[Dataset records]
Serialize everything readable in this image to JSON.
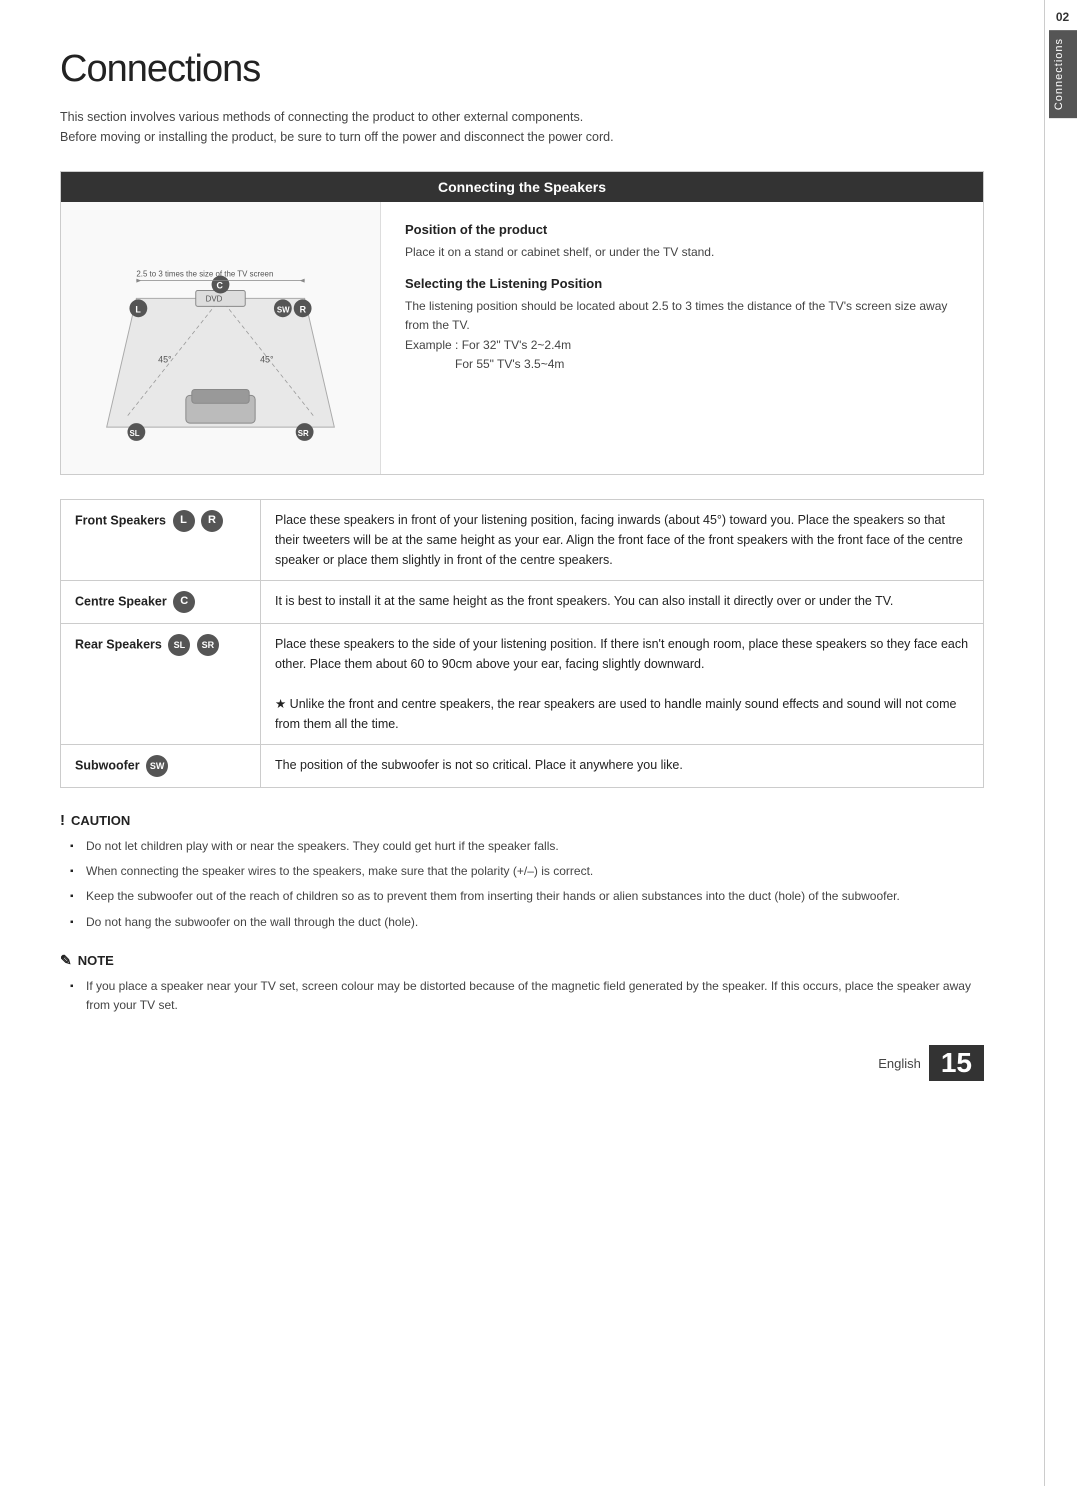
{
  "page": {
    "title": "Connections",
    "intro": [
      "This section involves various methods of connecting the product to other external components.",
      "Before moving or installing the product, be sure to turn off the power and disconnect the power cord."
    ]
  },
  "section": {
    "header": "Connecting the Speakers",
    "position_of_product": {
      "title": "Position of the product",
      "body": "Place it on a stand or cabinet shelf, or under the TV stand."
    },
    "selecting_listening": {
      "title": "Selecting the Listening Position",
      "body": "The listening position should be located about 2.5 to 3 times the distance of the TV's screen size away from the TV.",
      "examples": [
        "Example : For 32\" TV's 2~2.4m",
        "For 55\" TV's 3.5~4m"
      ]
    },
    "diagram_label": "2.5 to 3 times the size of the TV screen"
  },
  "speakers": [
    {
      "label": "Front Speakers",
      "badges": [
        "L",
        "R"
      ],
      "badge_style": "filled",
      "description": "Place these speakers in front of your listening position, facing inwards (about 45°) toward you. Place the speakers so that their tweeters will be at the same height as your ear. Align the front face of the front speakers with the front face of the centre speaker or place them slightly in front of the centre speakers."
    },
    {
      "label": "Centre Speaker",
      "badges": [
        "C"
      ],
      "badge_style": "filled",
      "description": "It is best to install it at the same height as the front speakers. You can also install it directly over or under the TV."
    },
    {
      "label": "Rear Speakers",
      "badges": [
        "SL",
        "SR"
      ],
      "badge_style": "filled",
      "description": "Place these speakers to the side of your listening position. If there isn't enough room, place these speakers so they face each other. Place them about 60 to 90cm above your ear, facing slightly downward.\n★ Unlike the front and centre speakers, the rear speakers are used to handle mainly sound effects and sound will not come from them all the time."
    },
    {
      "label": "Subwoofer",
      "badges": [
        "SW"
      ],
      "badge_style": "filled",
      "description": "The position of the subwoofer is not so critical. Place it anywhere you like."
    }
  ],
  "caution": {
    "title": "CAUTION",
    "items": [
      "Do not let children play with or near the speakers. They could get hurt if the speaker falls.",
      "When connecting the speaker wires to the speakers, make sure that the polarity (+/–) is correct.",
      "Keep the subwoofer out of the reach of children so as to prevent them from inserting their hands or alien substances into the duct (hole) of the subwoofer.",
      "Do not hang the subwoofer on the wall through the duct (hole)."
    ]
  },
  "note": {
    "title": "NOTE",
    "items": [
      "If you place a speaker near your TV set, screen colour may be distorted because of the magnetic field generated by the speaker. If this occurs, place the speaker away from your TV set."
    ]
  },
  "footer": {
    "lang": "English",
    "page_number": "15"
  },
  "side_tab": {
    "number": "02",
    "label": "Connections"
  }
}
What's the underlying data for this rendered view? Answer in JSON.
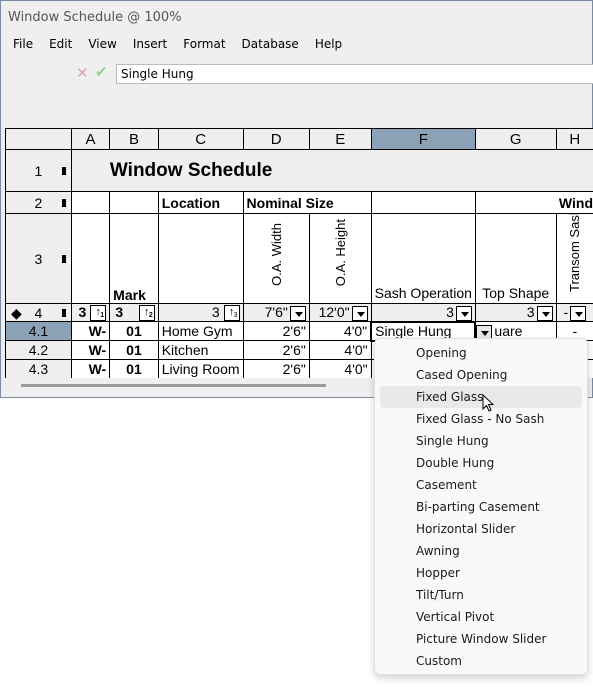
{
  "window": {
    "title": "Window Schedule @ 100%"
  },
  "menubar": [
    "File",
    "Edit",
    "View",
    "Insert",
    "Format",
    "Database",
    "Help"
  ],
  "editbar": {
    "value": "Single Hung"
  },
  "columns": [
    "A",
    "B",
    "C",
    "D",
    "E",
    "F",
    "G",
    "H"
  ],
  "selected_column": "F",
  "rows": {
    "r1": {
      "num": "1",
      "title": "Window Schedule"
    },
    "r2": {
      "num": "2",
      "location": "Location",
      "nominal": "Nominal Size",
      "wind": "Wind"
    },
    "r3": {
      "num": "3",
      "mark": "Mark",
      "oa_width": "O.A. Width",
      "oa_height": "O.A. Height",
      "sash": "Sash Operation",
      "top": "Top Shape",
      "transom": "Transom Sash"
    },
    "r4": {
      "num": "4",
      "a": "3",
      "a_sort": "1",
      "b": "3",
      "b_sort": "2",
      "c": "3",
      "c_sort": "3",
      "d": "7'6\"",
      "e": "12'0\"",
      "f": "3",
      "g": "3",
      "h": "-"
    },
    "data": [
      {
        "num": "4.1",
        "a": "W-",
        "b": "01",
        "c": "Home Gym",
        "d": "2'6\"",
        "e": "4'0\"",
        "f": "Single Hung",
        "g": "uare",
        "h": "-"
      },
      {
        "num": "4.2",
        "a": "W-",
        "b": "01",
        "c": "Kitchen",
        "d": "2'6\"",
        "e": "4'0\""
      },
      {
        "num": "4.3",
        "a": "W-",
        "b": "01",
        "c": "Living Room",
        "d": "2'6\"",
        "e": "4'0\""
      }
    ]
  },
  "dropdown": {
    "items": [
      "Opening",
      "Cased Opening",
      "Fixed Glass",
      "Fixed Glass - No Sash",
      "Single Hung",
      "Double Hung",
      "Casement",
      "Bi-parting Casement",
      "Horizontal Slider",
      "Awning",
      "Hopper",
      "Tilt/Turn",
      "Vertical Pivot",
      "Picture Window Slider",
      "Custom"
    ],
    "highlighted": "Fixed Glass"
  },
  "colors": {
    "selected_header": "#8ba1b5",
    "background": "#efefef"
  }
}
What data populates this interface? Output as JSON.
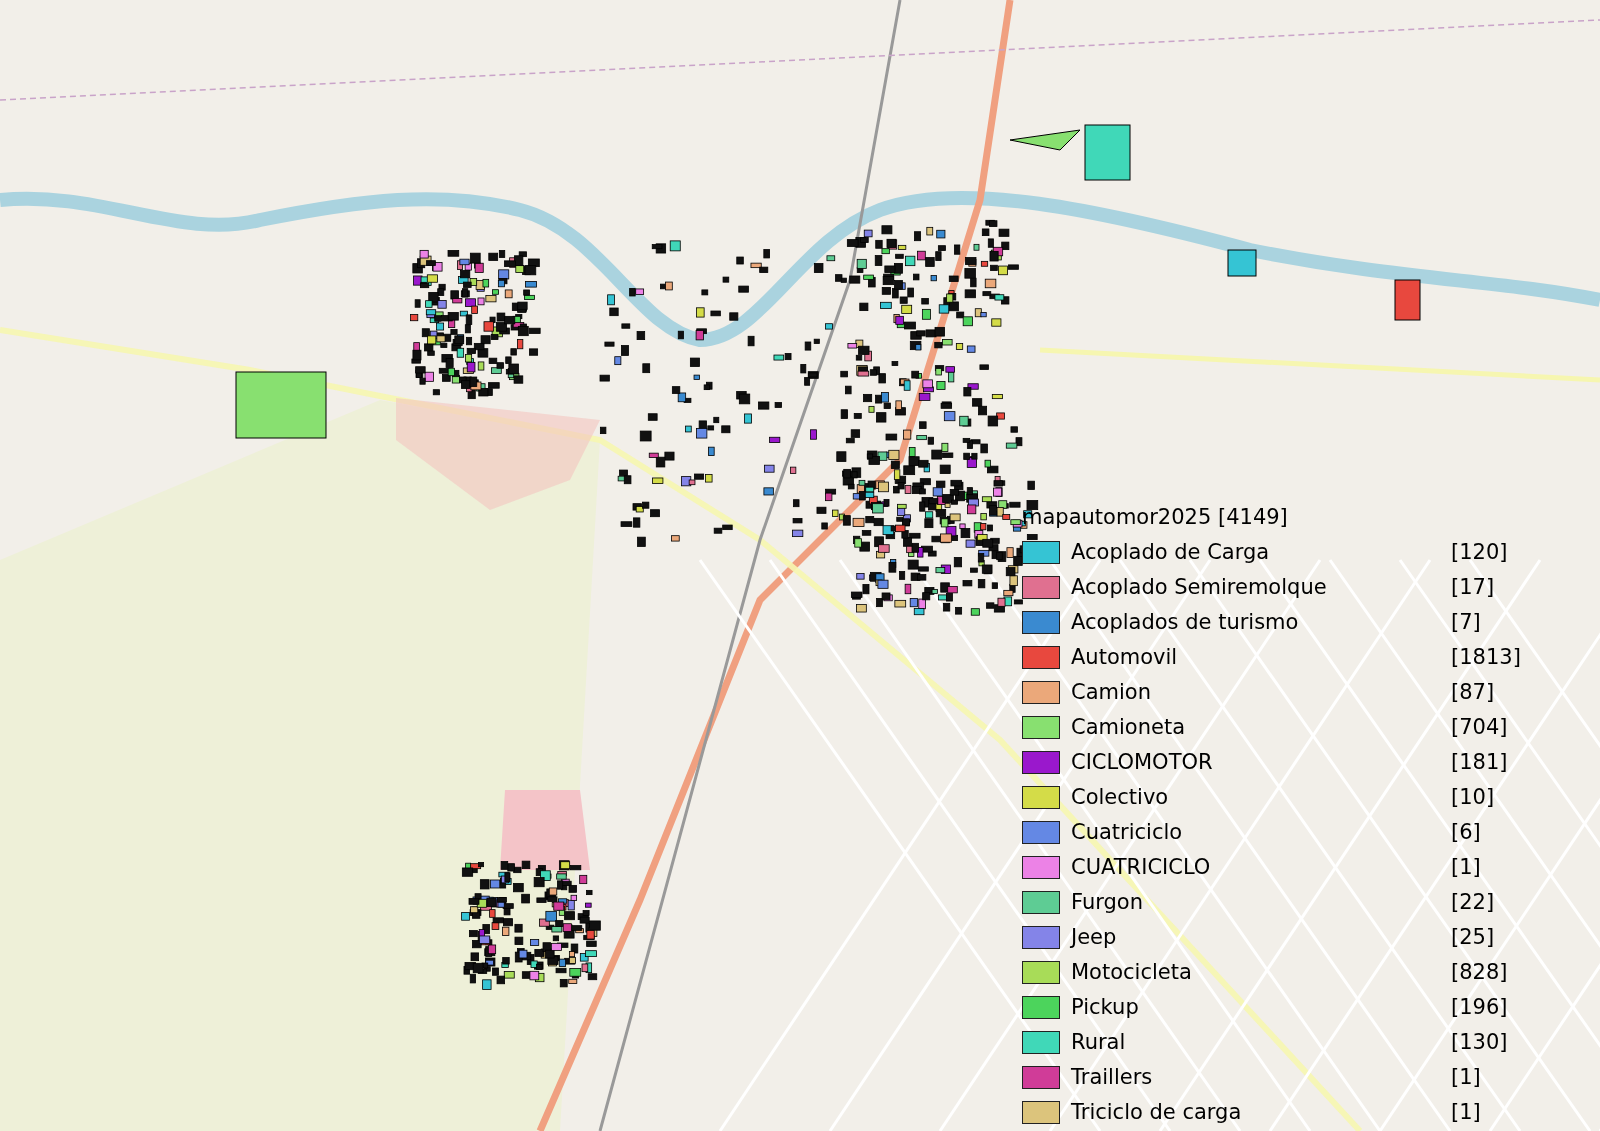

• **GIVEN REQUEST**
Pull every line containing "that" from the data.

• **FINAL RESULT**
      "description": "Place these speakers in front of your listening position, facing inwards (about 45°) toward you. Place the speakers so that their tweeters will be at the same height as your ear. Align the front face of the front speakers with the front face of the centre speaker or place them slightly in front of the centre speakers."
      "When connecting the speaker wires to the speakers, make sure that the polarity (+/–) is correct.",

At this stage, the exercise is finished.